**Task instructions:**
Give the data again, word for word.

Entries with figure data:
━━━━━━━━━━━━━━━━━━━━━━━━━━━━━━

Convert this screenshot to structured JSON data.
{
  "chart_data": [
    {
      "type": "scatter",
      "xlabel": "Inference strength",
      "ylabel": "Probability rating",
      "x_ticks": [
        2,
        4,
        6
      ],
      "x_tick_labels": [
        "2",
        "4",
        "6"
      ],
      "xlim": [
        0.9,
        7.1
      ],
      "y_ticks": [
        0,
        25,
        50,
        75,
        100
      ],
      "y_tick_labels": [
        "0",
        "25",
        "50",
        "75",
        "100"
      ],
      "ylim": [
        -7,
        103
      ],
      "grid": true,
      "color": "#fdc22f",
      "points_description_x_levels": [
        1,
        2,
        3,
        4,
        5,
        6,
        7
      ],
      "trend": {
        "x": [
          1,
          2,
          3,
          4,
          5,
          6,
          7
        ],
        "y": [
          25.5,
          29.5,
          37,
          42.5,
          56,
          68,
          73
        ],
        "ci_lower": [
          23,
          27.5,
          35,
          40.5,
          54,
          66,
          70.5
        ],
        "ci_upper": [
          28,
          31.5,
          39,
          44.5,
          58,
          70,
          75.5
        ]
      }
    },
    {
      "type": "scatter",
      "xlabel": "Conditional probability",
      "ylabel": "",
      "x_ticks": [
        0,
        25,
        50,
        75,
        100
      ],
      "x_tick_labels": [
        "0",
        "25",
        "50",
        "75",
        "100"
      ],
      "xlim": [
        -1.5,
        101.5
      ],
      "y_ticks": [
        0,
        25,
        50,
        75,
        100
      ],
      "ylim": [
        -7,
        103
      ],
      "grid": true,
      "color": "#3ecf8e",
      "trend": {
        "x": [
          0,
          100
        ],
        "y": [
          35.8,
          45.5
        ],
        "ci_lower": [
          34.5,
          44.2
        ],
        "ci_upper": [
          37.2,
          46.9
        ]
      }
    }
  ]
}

━━━━━━━━━━━━━━━━━━━━━━━━━━━━━━

**Problem solution:**
Convert this screenshot to structured JSON data.
{
  "chart_data": [
    {
      "type": "scatter",
      "xlabel": "Inference strength",
      "ylabel": "Probability rating",
      "x_ticks": [
        2,
        4,
        6
      ],
      "x_tick_labels": [
        "2",
        "4",
        "6"
      ],
      "xlim": [
        0.9,
        7.1
      ],
      "y_ticks": [
        0,
        25,
        50,
        75,
        100
      ],
      "y_tick_labels": [
        "0",
        "25",
        "50",
        "75",
        "100"
      ],
      "ylim": [
        -7,
        103
      ],
      "grid": true,
      "color": "#fdc22f",
      "points_description_x_levels": [
        1,
        2,
        3,
        4,
        5,
        6,
        7
      ],
      "trend": {
        "x": [
          1,
          2,
          3,
          4,
          5,
          6,
          7
        ],
        "y": [
          25.5,
          29.5,
          37,
          42.5,
          56,
          68,
          73
        ],
        "ci_lower": [
          23,
          27.5,
          35,
          40.5,
          54,
          66,
          70.5
        ],
        "ci_upper": [
          28,
          31.5,
          39,
          44.5,
          58,
          70,
          75.5
        ]
      }
    },
    {
      "type": "scatter",
      "xlabel": "Conditional probability",
      "ylabel": "",
      "x_ticks": [
        0,
        25,
        50,
        75,
        100
      ],
      "x_tick_labels": [
        "0",
        "25",
        "50",
        "75",
        "100"
      ],
      "xlim": [
        -1.5,
        101.5
      ],
      "y_ticks": [
        0,
        25,
        50,
        75,
        100
      ],
      "ylim": [
        -7,
        103
      ],
      "grid": true,
      "color": "#3ecf8e",
      "trend": {
        "x": [
          0,
          100
        ],
        "y": [
          35.8,
          45.5
        ],
        "ci_lower": [
          34.5,
          44.2
        ],
        "ci_upper": [
          37.2,
          46.9
        ]
      }
    }
  ]
}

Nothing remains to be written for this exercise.